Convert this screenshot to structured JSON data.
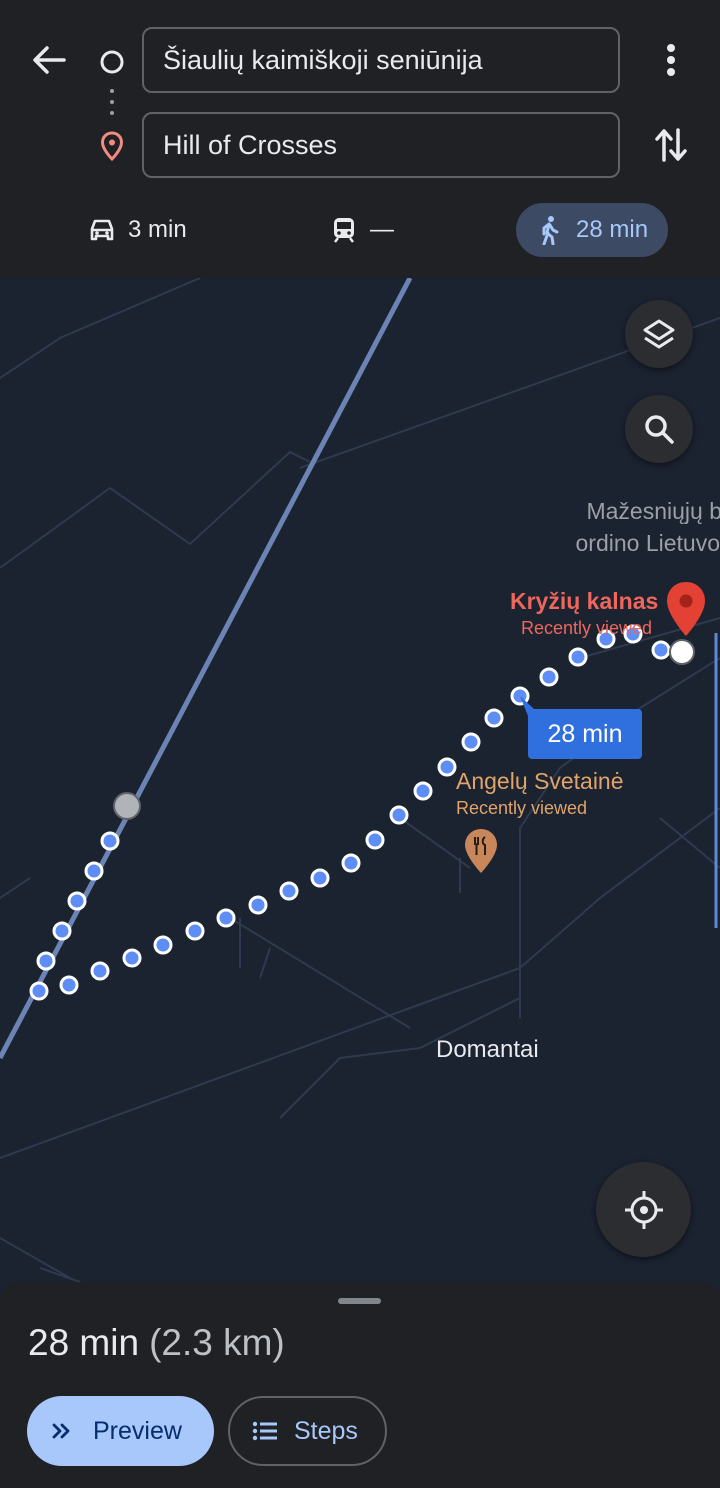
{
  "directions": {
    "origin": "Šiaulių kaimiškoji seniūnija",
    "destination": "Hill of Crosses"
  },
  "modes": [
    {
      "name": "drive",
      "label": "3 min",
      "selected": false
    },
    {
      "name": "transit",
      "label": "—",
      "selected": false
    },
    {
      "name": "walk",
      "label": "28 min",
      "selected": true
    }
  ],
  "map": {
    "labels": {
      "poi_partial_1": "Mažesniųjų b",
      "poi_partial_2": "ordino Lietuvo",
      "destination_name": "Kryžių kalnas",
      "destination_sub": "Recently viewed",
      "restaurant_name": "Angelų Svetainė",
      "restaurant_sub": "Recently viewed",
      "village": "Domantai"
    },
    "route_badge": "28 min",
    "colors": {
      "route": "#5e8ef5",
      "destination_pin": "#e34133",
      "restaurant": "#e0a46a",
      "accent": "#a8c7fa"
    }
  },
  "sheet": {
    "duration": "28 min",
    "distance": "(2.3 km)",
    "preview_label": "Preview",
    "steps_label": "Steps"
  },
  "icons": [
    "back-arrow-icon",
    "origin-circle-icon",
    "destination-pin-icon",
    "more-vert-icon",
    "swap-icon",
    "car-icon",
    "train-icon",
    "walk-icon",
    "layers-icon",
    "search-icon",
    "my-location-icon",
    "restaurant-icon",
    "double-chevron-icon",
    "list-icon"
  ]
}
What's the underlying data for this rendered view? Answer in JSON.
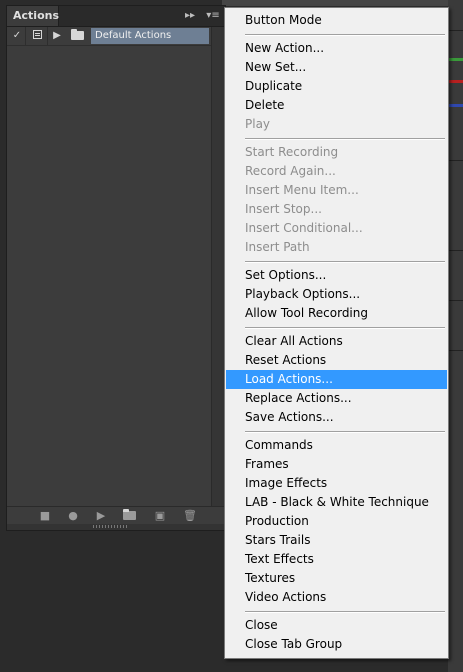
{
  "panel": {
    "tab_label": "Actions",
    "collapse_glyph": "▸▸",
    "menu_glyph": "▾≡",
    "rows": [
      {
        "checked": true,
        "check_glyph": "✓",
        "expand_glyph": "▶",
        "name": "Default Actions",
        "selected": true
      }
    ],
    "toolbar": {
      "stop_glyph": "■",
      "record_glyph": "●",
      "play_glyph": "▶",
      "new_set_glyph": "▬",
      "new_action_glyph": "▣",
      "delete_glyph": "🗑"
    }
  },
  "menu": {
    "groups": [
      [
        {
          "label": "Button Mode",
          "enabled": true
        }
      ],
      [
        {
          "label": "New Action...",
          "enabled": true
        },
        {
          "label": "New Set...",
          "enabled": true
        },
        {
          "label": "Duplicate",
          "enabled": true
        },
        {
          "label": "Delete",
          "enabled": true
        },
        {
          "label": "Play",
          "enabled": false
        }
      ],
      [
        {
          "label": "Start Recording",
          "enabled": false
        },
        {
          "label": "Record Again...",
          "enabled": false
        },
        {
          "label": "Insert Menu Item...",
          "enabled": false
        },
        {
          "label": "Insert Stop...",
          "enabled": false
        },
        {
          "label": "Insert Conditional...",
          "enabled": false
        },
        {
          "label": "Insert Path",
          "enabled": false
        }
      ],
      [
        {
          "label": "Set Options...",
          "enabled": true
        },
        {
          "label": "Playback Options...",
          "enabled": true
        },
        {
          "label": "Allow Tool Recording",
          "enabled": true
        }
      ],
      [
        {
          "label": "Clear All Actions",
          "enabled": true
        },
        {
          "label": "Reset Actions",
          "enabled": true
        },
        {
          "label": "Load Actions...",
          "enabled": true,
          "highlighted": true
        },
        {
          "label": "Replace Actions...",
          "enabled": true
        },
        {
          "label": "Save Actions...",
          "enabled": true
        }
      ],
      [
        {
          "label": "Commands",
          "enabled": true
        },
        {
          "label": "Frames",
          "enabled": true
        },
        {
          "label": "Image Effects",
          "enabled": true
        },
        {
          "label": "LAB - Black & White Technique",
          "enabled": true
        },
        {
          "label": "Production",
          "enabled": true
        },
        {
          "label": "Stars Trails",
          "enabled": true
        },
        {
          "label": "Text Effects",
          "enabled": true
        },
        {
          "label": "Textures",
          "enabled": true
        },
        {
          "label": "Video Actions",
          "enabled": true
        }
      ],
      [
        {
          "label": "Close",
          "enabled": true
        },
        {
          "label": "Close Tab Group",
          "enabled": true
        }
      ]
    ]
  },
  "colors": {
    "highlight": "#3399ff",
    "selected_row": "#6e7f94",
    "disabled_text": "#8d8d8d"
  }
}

• • • • • • •

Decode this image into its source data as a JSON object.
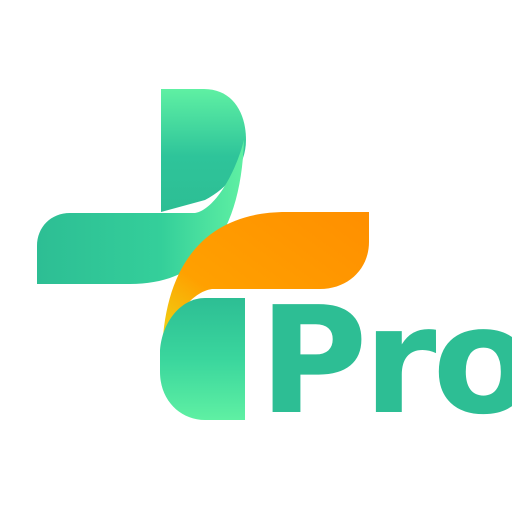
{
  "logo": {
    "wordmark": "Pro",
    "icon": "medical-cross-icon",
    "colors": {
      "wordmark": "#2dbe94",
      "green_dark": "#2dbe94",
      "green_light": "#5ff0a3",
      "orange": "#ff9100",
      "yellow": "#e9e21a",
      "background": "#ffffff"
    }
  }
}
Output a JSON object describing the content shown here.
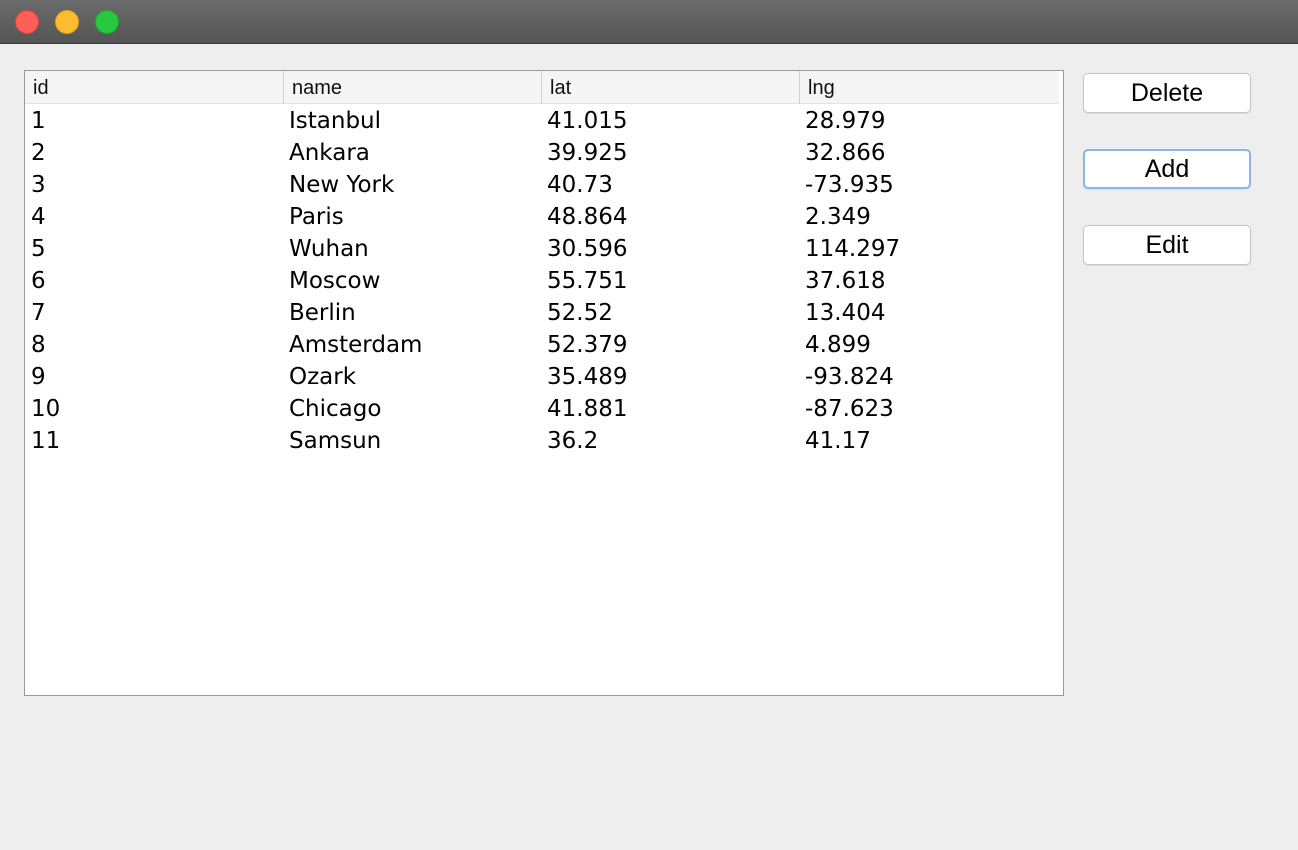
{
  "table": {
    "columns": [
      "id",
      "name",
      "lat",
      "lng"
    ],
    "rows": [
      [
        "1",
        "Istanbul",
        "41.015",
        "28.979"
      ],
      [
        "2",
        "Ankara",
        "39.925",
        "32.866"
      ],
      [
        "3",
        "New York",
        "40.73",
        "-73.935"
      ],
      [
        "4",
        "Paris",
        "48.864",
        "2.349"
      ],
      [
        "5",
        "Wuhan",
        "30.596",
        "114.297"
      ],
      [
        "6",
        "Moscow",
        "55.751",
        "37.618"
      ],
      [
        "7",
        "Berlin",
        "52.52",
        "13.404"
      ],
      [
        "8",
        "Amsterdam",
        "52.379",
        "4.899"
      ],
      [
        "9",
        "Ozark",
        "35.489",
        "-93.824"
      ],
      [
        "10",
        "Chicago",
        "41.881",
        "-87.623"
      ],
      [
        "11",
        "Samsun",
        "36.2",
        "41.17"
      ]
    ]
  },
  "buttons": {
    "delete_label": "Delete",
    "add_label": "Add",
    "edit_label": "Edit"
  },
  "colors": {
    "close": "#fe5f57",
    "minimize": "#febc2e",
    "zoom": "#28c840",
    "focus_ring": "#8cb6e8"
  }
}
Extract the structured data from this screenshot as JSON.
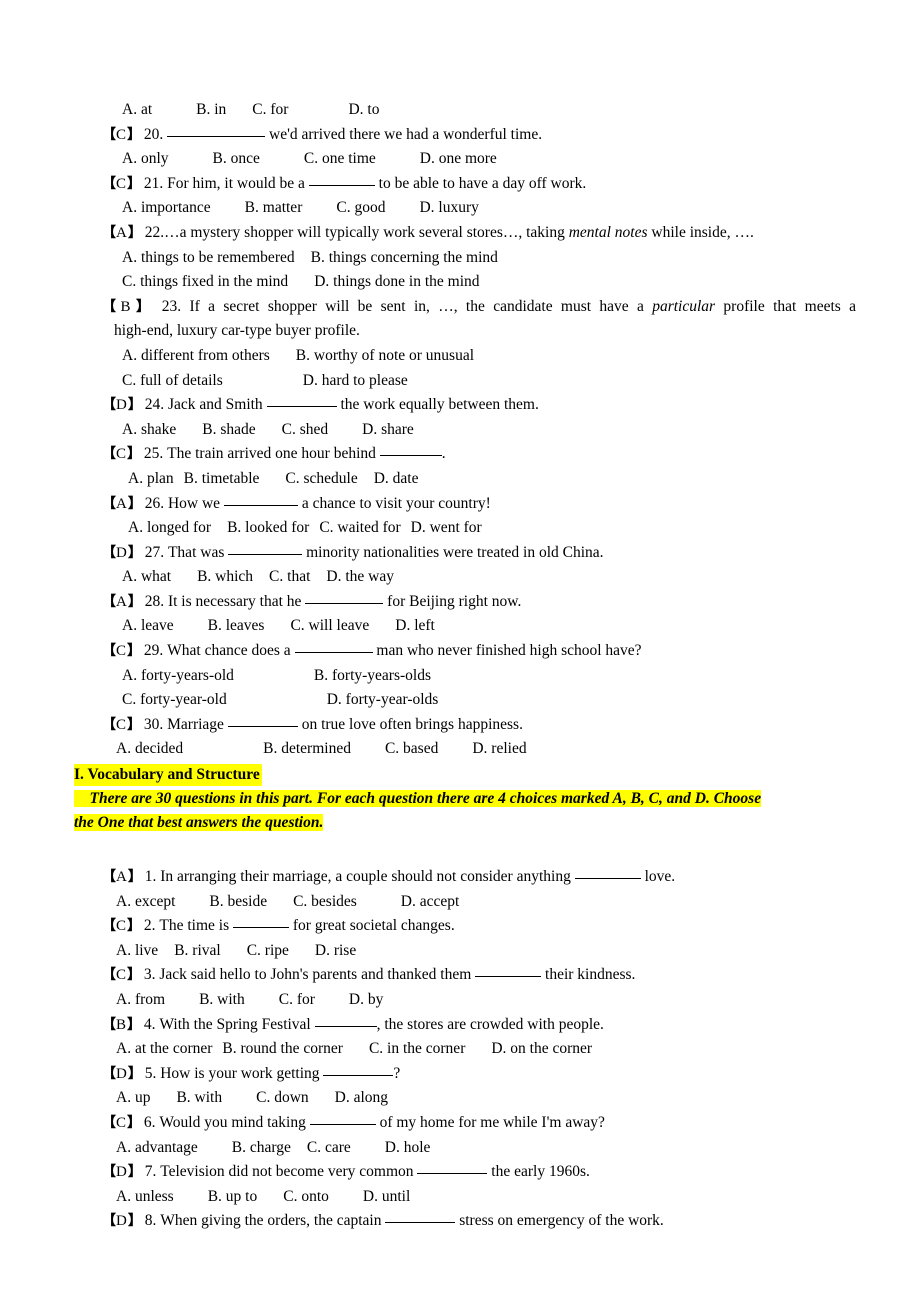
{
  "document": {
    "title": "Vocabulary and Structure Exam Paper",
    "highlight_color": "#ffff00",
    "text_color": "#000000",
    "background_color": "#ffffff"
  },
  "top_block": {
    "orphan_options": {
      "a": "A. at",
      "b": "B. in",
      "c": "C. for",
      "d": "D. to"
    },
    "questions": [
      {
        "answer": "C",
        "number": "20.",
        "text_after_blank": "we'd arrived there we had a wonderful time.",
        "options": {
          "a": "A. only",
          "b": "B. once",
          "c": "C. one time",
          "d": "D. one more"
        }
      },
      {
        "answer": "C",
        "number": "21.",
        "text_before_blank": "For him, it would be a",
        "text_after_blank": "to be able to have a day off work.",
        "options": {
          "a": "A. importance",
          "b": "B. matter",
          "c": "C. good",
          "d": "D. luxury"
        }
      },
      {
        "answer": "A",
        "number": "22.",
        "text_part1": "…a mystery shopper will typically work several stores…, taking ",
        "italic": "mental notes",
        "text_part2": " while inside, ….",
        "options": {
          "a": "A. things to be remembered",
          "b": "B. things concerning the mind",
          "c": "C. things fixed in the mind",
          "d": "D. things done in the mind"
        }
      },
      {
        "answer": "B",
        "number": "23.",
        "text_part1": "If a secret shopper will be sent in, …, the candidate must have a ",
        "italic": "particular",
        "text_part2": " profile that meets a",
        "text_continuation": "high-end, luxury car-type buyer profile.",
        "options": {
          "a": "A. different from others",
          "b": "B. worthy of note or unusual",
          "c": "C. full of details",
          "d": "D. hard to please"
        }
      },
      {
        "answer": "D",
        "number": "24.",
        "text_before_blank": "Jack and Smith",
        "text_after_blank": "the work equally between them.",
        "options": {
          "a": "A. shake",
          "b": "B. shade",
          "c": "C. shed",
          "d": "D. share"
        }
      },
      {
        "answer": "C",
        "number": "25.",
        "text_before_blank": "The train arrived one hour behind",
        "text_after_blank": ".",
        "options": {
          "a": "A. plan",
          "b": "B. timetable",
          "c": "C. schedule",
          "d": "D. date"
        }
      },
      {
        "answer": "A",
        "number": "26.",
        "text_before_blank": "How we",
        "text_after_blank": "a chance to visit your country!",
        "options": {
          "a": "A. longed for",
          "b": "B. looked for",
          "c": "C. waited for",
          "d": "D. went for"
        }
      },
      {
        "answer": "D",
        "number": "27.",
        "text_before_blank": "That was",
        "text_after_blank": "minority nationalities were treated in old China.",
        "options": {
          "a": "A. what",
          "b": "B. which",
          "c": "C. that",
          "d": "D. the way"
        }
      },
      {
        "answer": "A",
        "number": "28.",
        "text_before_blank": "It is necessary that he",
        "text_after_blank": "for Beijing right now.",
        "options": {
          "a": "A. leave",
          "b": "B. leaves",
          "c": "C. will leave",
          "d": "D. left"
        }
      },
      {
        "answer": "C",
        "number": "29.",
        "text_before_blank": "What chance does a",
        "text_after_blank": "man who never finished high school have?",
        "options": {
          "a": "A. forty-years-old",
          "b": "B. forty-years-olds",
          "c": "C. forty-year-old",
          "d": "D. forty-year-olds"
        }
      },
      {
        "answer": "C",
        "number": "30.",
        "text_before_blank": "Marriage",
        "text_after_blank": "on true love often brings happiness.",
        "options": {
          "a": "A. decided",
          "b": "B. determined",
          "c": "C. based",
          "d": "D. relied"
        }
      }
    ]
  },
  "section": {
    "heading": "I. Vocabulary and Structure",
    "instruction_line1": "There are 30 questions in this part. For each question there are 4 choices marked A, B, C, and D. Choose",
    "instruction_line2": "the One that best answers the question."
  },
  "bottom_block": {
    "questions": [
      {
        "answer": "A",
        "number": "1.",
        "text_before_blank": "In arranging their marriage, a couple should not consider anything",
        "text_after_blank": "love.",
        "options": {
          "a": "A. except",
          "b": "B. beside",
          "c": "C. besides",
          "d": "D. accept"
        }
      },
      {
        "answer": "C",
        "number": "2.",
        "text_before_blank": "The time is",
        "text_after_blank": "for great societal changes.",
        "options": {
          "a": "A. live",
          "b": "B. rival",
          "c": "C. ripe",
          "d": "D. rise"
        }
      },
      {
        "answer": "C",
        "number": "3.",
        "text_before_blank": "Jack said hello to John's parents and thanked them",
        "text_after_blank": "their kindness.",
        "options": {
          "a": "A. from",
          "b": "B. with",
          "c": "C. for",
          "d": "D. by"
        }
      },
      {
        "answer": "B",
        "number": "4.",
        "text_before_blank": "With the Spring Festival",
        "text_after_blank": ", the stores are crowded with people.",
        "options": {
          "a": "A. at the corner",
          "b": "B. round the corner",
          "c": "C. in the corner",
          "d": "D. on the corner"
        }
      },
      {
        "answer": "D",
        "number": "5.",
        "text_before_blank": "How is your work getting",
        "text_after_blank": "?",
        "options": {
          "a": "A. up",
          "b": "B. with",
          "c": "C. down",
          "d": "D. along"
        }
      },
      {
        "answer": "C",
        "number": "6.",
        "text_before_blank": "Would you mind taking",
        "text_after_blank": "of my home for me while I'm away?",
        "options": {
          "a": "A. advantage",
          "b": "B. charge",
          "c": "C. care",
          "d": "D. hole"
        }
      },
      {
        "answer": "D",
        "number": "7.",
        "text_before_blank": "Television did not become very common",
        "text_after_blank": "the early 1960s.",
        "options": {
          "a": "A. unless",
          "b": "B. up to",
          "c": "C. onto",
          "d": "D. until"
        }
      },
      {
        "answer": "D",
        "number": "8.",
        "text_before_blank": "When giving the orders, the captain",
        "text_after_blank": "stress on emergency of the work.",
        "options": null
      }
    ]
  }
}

• • • • • • •

▸ Task objective
Pull out and copy each line containing the string "screenshot".

▸ Task output
Convert this screenshot to structured JSON data.
Extract the structured data from this screenshot as JSON.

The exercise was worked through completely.